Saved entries
******************************

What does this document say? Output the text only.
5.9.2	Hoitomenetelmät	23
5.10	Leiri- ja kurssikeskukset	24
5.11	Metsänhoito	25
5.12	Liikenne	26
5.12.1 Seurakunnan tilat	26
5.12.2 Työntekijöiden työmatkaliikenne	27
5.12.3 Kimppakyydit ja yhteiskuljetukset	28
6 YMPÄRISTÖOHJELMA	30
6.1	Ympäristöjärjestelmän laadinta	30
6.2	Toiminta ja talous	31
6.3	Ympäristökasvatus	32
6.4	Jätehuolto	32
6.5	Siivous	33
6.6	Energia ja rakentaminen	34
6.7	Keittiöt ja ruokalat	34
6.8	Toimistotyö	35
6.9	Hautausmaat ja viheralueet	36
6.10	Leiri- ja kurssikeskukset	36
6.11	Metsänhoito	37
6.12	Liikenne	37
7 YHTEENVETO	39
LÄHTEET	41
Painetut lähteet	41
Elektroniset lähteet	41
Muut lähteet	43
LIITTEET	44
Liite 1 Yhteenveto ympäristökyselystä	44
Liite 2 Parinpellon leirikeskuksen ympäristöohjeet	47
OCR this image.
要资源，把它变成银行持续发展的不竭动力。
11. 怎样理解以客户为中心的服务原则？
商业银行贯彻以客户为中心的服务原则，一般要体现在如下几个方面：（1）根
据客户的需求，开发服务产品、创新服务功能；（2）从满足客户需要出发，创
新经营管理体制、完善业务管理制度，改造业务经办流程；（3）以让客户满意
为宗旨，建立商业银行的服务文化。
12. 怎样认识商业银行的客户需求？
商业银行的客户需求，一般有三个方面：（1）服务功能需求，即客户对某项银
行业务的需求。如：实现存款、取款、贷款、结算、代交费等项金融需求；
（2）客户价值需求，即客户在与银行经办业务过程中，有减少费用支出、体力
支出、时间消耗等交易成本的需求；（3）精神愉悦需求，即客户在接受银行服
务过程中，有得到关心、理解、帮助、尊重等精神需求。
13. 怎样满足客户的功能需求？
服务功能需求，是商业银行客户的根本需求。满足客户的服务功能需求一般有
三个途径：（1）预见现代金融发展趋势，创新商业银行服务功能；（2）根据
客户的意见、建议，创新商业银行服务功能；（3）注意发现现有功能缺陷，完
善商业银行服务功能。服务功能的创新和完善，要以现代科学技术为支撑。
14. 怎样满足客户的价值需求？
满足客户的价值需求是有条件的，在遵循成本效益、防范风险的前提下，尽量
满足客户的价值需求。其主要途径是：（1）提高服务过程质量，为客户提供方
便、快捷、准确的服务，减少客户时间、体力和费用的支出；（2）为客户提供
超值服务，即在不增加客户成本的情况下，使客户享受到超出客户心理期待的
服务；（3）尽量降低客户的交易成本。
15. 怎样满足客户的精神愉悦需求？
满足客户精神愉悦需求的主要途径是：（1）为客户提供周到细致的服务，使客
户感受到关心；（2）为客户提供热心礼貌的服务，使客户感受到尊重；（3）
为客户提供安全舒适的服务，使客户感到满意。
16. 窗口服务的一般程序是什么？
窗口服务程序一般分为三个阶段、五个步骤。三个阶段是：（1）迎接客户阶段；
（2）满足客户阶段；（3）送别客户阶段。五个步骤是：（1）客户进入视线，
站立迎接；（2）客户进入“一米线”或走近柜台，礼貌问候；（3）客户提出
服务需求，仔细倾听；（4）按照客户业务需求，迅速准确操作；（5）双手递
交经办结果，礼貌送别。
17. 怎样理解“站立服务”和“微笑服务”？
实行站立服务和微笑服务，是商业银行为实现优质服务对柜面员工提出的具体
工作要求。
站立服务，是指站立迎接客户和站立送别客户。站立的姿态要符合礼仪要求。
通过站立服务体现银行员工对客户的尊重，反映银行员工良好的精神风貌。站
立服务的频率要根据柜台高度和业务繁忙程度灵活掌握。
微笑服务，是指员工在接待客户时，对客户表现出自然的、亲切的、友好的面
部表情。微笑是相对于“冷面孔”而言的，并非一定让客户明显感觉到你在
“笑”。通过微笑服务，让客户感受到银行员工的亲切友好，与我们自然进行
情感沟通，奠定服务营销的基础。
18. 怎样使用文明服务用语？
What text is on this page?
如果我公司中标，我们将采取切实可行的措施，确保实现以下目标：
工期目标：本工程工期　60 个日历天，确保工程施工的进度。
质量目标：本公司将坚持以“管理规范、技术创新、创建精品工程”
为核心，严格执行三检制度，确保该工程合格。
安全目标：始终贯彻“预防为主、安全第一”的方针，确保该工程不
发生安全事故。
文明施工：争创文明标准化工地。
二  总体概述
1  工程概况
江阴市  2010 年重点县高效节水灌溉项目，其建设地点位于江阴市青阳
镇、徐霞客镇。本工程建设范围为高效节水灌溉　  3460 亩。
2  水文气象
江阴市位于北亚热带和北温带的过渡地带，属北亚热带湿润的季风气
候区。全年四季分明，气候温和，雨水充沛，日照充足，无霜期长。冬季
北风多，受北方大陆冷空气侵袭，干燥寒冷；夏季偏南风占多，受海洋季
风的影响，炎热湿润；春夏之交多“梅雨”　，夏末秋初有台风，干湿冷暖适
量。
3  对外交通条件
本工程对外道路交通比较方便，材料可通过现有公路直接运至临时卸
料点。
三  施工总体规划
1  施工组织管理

******************************

_Problem to work on:_ From the material above, copy each line that includes the word "服务功能需求".

_Solved problem:_
商业银行的客户需求，一般有三个方面：（1）服务功能需求，即客户对某项银
服务功能需求，是商业银行客户的根本需求。满足客户的服务功能需求一般有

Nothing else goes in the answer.